## [SHORT TASK]
Extract the full listing below without altering a single character.

## [INPUT MATERIAL]
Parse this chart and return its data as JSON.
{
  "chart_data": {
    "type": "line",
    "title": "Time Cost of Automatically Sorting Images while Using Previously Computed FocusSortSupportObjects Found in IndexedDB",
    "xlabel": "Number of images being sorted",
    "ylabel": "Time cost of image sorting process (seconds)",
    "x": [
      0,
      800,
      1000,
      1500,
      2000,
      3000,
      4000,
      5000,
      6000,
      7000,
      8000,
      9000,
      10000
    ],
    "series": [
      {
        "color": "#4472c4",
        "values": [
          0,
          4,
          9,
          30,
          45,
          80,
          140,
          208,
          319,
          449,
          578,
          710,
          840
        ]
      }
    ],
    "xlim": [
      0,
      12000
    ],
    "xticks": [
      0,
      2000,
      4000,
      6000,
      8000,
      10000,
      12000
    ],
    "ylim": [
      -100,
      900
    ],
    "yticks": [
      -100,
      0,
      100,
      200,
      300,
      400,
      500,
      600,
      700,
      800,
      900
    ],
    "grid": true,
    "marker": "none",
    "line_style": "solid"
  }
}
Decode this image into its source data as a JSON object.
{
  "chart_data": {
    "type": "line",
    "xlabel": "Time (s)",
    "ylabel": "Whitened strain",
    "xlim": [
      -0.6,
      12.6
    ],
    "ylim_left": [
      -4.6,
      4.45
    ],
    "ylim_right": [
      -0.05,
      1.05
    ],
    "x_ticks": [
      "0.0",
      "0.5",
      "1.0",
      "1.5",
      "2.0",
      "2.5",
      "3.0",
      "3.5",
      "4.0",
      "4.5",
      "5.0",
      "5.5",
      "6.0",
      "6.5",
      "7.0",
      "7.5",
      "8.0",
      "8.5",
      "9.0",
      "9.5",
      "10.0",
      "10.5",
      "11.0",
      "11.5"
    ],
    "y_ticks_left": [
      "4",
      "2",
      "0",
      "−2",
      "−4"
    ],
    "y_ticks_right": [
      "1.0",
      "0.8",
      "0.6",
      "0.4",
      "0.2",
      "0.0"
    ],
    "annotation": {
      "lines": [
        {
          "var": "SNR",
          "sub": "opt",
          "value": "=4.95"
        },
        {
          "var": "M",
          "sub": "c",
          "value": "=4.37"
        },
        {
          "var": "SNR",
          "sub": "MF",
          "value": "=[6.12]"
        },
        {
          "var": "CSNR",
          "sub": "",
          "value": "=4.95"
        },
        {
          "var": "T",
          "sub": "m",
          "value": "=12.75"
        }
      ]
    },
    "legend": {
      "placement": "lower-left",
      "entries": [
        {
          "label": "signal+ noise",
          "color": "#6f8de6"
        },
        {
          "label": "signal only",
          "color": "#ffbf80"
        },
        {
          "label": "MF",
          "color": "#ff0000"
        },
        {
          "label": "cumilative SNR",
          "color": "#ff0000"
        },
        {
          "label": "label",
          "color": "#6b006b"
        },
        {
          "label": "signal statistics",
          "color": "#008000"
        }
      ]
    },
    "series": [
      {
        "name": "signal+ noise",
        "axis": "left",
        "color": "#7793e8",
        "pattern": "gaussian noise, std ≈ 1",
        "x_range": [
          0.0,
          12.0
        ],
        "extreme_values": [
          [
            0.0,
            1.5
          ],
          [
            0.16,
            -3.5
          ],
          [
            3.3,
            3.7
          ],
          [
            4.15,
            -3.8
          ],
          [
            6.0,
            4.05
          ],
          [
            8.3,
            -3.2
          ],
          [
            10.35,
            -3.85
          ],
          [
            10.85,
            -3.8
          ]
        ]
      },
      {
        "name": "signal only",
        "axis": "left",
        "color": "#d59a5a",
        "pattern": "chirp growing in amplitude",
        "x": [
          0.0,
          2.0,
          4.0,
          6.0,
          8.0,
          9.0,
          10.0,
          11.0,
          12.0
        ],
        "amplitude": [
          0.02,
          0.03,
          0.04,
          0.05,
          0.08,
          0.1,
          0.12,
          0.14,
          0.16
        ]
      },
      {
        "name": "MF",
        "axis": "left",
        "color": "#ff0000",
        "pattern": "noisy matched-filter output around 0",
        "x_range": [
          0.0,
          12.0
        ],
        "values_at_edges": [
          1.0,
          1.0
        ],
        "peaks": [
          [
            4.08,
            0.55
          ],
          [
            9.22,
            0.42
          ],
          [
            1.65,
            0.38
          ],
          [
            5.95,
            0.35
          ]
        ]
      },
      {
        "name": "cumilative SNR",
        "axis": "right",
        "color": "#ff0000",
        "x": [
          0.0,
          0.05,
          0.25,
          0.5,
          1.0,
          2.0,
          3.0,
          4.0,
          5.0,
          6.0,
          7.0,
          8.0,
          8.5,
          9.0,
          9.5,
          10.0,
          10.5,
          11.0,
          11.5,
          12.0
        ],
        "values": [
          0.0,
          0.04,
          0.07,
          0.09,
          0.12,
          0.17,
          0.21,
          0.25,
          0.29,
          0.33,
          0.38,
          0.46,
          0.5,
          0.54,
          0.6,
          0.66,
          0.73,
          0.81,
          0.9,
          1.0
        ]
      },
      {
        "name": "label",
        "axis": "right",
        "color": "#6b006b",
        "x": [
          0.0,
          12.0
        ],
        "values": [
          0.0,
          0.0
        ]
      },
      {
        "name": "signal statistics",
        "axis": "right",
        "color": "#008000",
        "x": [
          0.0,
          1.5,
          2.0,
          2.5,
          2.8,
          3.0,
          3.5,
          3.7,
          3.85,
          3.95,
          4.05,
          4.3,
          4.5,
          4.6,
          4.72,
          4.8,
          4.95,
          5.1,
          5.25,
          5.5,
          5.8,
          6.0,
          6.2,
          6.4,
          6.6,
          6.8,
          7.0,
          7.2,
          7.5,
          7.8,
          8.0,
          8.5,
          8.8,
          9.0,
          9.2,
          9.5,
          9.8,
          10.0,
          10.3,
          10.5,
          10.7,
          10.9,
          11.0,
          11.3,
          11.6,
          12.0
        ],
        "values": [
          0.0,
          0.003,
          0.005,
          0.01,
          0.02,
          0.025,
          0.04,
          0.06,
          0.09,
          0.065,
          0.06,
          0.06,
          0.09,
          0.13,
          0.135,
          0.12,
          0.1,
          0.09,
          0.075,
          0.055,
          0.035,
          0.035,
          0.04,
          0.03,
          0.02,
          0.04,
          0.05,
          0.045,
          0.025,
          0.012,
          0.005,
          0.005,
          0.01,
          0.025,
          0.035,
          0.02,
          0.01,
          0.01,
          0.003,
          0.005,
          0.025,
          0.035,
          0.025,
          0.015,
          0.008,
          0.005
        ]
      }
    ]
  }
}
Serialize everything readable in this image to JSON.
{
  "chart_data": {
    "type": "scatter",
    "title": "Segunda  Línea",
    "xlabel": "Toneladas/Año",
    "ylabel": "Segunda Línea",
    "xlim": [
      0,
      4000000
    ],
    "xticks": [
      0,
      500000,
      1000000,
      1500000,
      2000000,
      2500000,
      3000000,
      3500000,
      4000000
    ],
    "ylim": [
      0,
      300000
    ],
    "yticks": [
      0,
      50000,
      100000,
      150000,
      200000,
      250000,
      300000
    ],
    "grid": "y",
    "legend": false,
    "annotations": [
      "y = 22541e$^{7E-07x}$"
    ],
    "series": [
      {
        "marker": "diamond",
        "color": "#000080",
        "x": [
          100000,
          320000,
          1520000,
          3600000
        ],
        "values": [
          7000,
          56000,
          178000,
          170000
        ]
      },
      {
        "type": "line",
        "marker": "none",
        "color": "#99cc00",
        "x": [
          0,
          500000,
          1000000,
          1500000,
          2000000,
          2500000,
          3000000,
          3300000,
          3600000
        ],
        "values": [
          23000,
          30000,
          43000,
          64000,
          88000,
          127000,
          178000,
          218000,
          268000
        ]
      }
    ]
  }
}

## [THE REPLY]
Parse this chart and return its data as JSON.
{
  "chart_data": {
    "type": "line",
    "title": "Time Cost of Automatically Sorting Images while Using Previously Computed FocusSortSupportObjects Found in IndexedDB",
    "xlabel": "Number of images being sorted",
    "ylabel": "Time cost of image sorting process (seconds)",
    "x": [
      0,
      800,
      1000,
      1500,
      2000,
      3000,
      4000,
      5000,
      6000,
      7000,
      8000,
      9000,
      10000
    ],
    "series": [
      {
        "color": "#4472c4",
        "values": [
          0,
          4,
          9,
          30,
          45,
          80,
          140,
          208,
          319,
          449,
          578,
          710,
          840
        ]
      }
    ],
    "xlim": [
      0,
      12000
    ],
    "xticks": [
      0,
      2000,
      4000,
      6000,
      8000,
      10000,
      12000
    ],
    "ylim": [
      -100,
      900
    ],
    "yticks": [
      -100,
      0,
      100,
      200,
      300,
      400,
      500,
      600,
      700,
      800,
      900
    ],
    "grid": true,
    "marker": "none",
    "line_style": "solid"
  }
}
Decode this image into its source data as a JSON object.
{
  "chart_data": {
    "type": "line",
    "xlabel": "Time (s)",
    "ylabel": "Whitened strain",
    "xlim": [
      -0.6,
      12.6
    ],
    "ylim_left": [
      -4.6,
      4.45
    ],
    "ylim_right": [
      -0.05,
      1.05
    ],
    "x_ticks": [
      "0.0",
      "0.5",
      "1.0",
      "1.5",
      "2.0",
      "2.5",
      "3.0",
      "3.5",
      "4.0",
      "4.5",
      "5.0",
      "5.5",
      "6.0",
      "6.5",
      "7.0",
      "7.5",
      "8.0",
      "8.5",
      "9.0",
      "9.5",
      "10.0",
      "10.5",
      "11.0",
      "11.5"
    ],
    "y_ticks_left": [
      "4",
      "2",
      "0",
      "−2",
      "−4"
    ],
    "y_ticks_right": [
      "1.0",
      "0.8",
      "0.6",
      "0.4",
      "0.2",
      "0.0"
    ],
    "annotation": {
      "lines": [
        {
          "var": "SNR",
          "sub": "opt",
          "value": "=4.95"
        },
        {
          "var": "M",
          "sub": "c",
          "value": "=4.37"
        },
        {
          "var": "SNR",
          "sub": "MF",
          "value": "=[6.12]"
        },
        {
          "var": "CSNR",
          "sub": "",
          "value": "=4.95"
        },
        {
          "var": "T",
          "sub": "m",
          "value": "=12.75"
        }
      ]
    },
    "legend": {
      "placement": "lower-left",
      "entries": [
        {
          "label": "signal+ noise",
          "color": "#6f8de6"
        },
        {
          "label": "signal only",
          "color": "#ffbf80"
        },
        {
          "label": "MF",
          "color": "#ff0000"
        },
        {
          "label": "cumilative SNR",
          "color": "#ff0000"
        },
        {
          "label": "label",
          "color": "#6b006b"
        },
        {
          "label": "signal statistics",
          "color": "#008000"
        }
      ]
    },
    "series": [
      {
        "name": "signal+ noise",
        "axis": "left",
        "color": "#7793e8",
        "pattern": "gaussian noise, std ≈ 1",
        "x_range": [
          0.0,
          12.0
        ],
        "extreme_values": [
          [
            0.0,
            1.5
          ],
          [
            0.16,
            -3.5
          ],
          [
            3.3,
            3.7
          ],
          [
            4.15,
            -3.8
          ],
          [
            6.0,
            4.05
          ],
          [
            8.3,
            -3.2
          ],
          [
            10.35,
            -3.85
          ],
          [
            10.85,
            -3.8
          ]
        ]
      },
      {
        "name": "signal only",
        "axis": "left",
        "color": "#d59a5a",
        "pattern": "chirp growing in amplitude",
        "x": [
          0.0,
          2.0,
          4.0,
          6.0,
          8.0,
          9.0,
          10.0,
          11.0,
          12.0
        ],
        "amplitude": [
          0.02,
          0.03,
          0.04,
          0.05,
          0.08,
          0.1,
          0.12,
          0.14,
          0.16
        ]
      },
      {
        "name": "MF",
        "axis": "left",
        "color": "#ff0000",
        "pattern": "noisy matched-filter output around 0",
        "x_range": [
          0.0,
          12.0
        ],
        "values_at_edges": [
          1.0,
          1.0
        ],
        "peaks": [
          [
            4.08,
            0.55
          ],
          [
            9.22,
            0.42
          ],
          [
            1.65,
            0.38
          ],
          [
            5.95,
            0.35
          ]
        ]
      },
      {
        "name": "cumilative SNR",
        "axis": "right",
        "color": "#ff0000",
        "x": [
          0.0,
          0.05,
          0.25,
          0.5,
          1.0,
          2.0,
          3.0,
          4.0,
          5.0,
          6.0,
          7.0,
          8.0,
          8.5,
          9.0,
          9.5,
          10.0,
          10.5,
          11.0,
          11.5,
          12.0
        ],
        "values": [
          0.0,
          0.04,
          0.07,
          0.09,
          0.12,
          0.17,
          0.21,
          0.25,
          0.29,
          0.33,
          0.38,
          0.46,
          0.5,
          0.54,
          0.6,
          0.66,
          0.73,
          0.81,
          0.9,
          1.0
        ]
      },
      {
        "name": "label",
        "axis": "right",
        "color": "#6b006b",
        "x": [
          0.0,
          12.0
        ],
        "values": [
          0.0,
          0.0
        ]
      },
      {
        "name": "signal statistics",
        "axis": "right",
        "color": "#008000",
        "x": [
          0.0,
          1.5,
          2.0,
          2.5,
          2.8,
          3.0,
          3.5,
          3.7,
          3.85,
          3.95,
          4.05,
          4.3,
          4.5,
          4.6,
          4.72,
          4.8,
          4.95,
          5.1,
          5.25,
          5.5,
          5.8,
          6.0,
          6.2,
          6.4,
          6.6,
          6.8,
          7.0,
          7.2,
          7.5,
          7.8,
          8.0,
          8.5,
          8.8,
          9.0,
          9.2,
          9.5,
          9.8,
          10.0,
          10.3,
          10.5,
          10.7,
          10.9,
          11.0,
          11.3,
          11.6,
          12.0
        ],
        "values": [
          0.0,
          0.003,
          0.005,
          0.01,
          0.02,
          0.025,
          0.04,
          0.06,
          0.09,
          0.065,
          0.06,
          0.06,
          0.09,
          0.13,
          0.135,
          0.12,
          0.1,
          0.09,
          0.075,
          0.055,
          0.035,
          0.035,
          0.04,
          0.03,
          0.02,
          0.04,
          0.05,
          0.045,
          0.025,
          0.012,
          0.005,
          0.005,
          0.01,
          0.025,
          0.035,
          0.02,
          0.01,
          0.01,
          0.003,
          0.005,
          0.025,
          0.035,
          0.025,
          0.015,
          0.008,
          0.005
        ]
      }
    ]
  }
}
Serialize everything readable in this image to JSON.
{
  "chart_data": {
    "type": "scatter",
    "title": "Segunda  Línea",
    "xlabel": "Toneladas/Año",
    "ylabel": "Segunda Línea",
    "xlim": [
      0,
      4000000
    ],
    "xticks": [
      0,
      500000,
      1000000,
      1500000,
      2000000,
      2500000,
      3000000,
      3500000,
      4000000
    ],
    "ylim": [
      0,
      300000
    ],
    "yticks": [
      0,
      50000,
      100000,
      150000,
      200000,
      250000,
      300000
    ],
    "grid": "y",
    "legend": false,
    "annotations": [
      "y = 22541e$^{7E-07x}$"
    ],
    "series": [
      {
        "marker": "diamond",
        "color": "#000080",
        "x": [
          100000,
          320000,
          1520000,
          3600000
        ],
        "values": [
          7000,
          56000,
          178000,
          170000
        ]
      },
      {
        "type": "line",
        "marker": "none",
        "color": "#99cc00",
        "x": [
          0,
          500000,
          1000000,
          1500000,
          2000000,
          2500000,
          3000000,
          3300000,
          3600000
        ],
        "values": [
          23000,
          30000,
          43000,
          64000,
          88000,
          127000,
          178000,
          218000,
          268000
        ]
      }
    ]
  }
}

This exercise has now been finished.